### Supplied data
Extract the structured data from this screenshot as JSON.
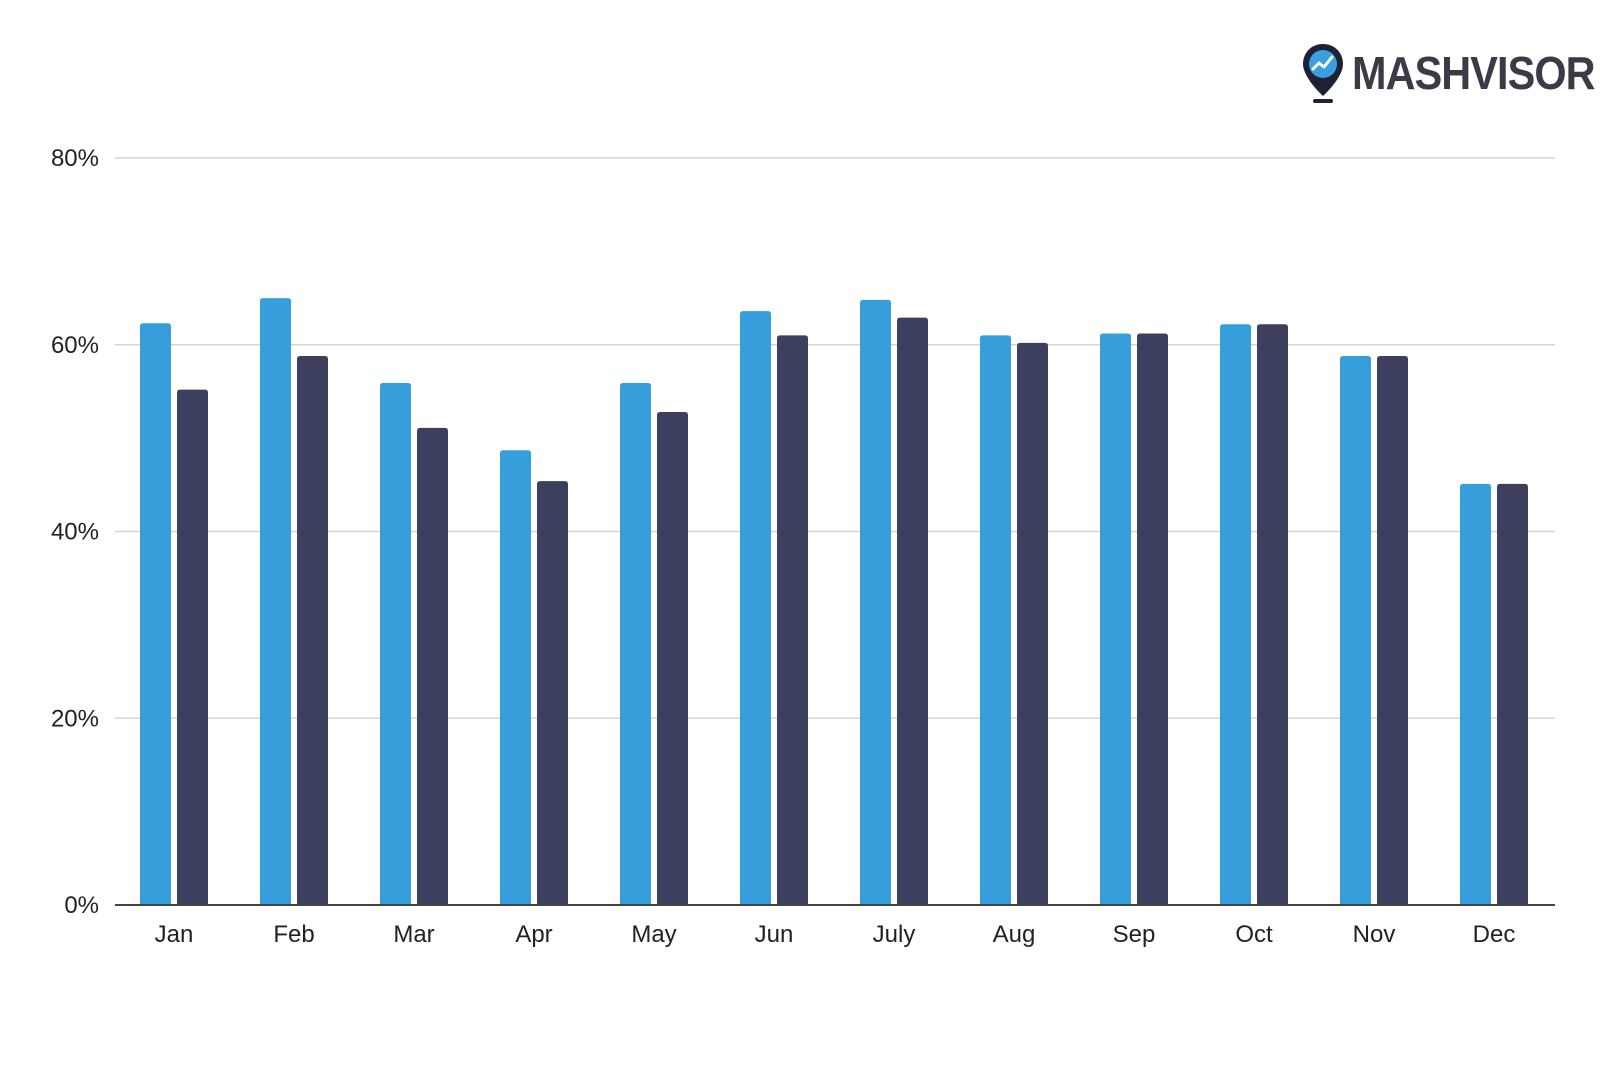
{
  "brand": {
    "name": "MASHVISOR",
    "icon": "map-pin-chart-icon",
    "pin_color": "#1f2235",
    "accent_color": "#3a9ee0"
  },
  "chart_data": {
    "type": "bar",
    "categories": [
      "Jan",
      "Feb",
      "Mar",
      "Apr",
      "May",
      "Jun",
      "July",
      "Aug",
      "Sep",
      "Oct",
      "Nov",
      "Dec"
    ],
    "series": [
      {
        "color": "#359edb",
        "values": [
          62.3,
          65.0,
          55.9,
          48.7,
          55.9,
          63.6,
          64.8,
          61.0,
          61.2,
          62.2,
          58.8,
          45.1
        ]
      },
      {
        "color": "#3c3f5e",
        "values": [
          55.2,
          58.8,
          51.1,
          45.4,
          52.8,
          61.0,
          62.9,
          60.2,
          61.2,
          62.2,
          58.8,
          45.1
        ]
      }
    ],
    "ylim": [
      0,
      80
    ],
    "yticks": [
      0,
      20,
      40,
      60,
      80
    ],
    "ytick_labels": [
      "0%",
      "20%",
      "40%",
      "60%",
      "80%"
    ],
    "grid": true,
    "legend": "none",
    "title": "",
    "xlabel": "",
    "ylabel": ""
  }
}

### Work to be completed
Send back the data above word for word, with the pictures left out.

### Solution for this task
Extract the structured data from this screenshot as JSON.
{
  "brand": {
    "name": "MASHVISOR",
    "icon": "map-pin-chart-icon",
    "pin_color": "#1f2235",
    "accent_color": "#3a9ee0"
  },
  "chart_data": {
    "type": "bar",
    "categories": [
      "Jan",
      "Feb",
      "Mar",
      "Apr",
      "May",
      "Jun",
      "July",
      "Aug",
      "Sep",
      "Oct",
      "Nov",
      "Dec"
    ],
    "series": [
      {
        "color": "#359edb",
        "values": [
          62.3,
          65.0,
          55.9,
          48.7,
          55.9,
          63.6,
          64.8,
          61.0,
          61.2,
          62.2,
          58.8,
          45.1
        ]
      },
      {
        "color": "#3c3f5e",
        "values": [
          55.2,
          58.8,
          51.1,
          45.4,
          52.8,
          61.0,
          62.9,
          60.2,
          61.2,
          62.2,
          58.8,
          45.1
        ]
      }
    ],
    "ylim": [
      0,
      80
    ],
    "yticks": [
      0,
      20,
      40,
      60,
      80
    ],
    "ytick_labels": [
      "0%",
      "20%",
      "40%",
      "60%",
      "80%"
    ],
    "grid": true,
    "legend": "none",
    "title": "",
    "xlabel": "",
    "ylabel": ""
  }
}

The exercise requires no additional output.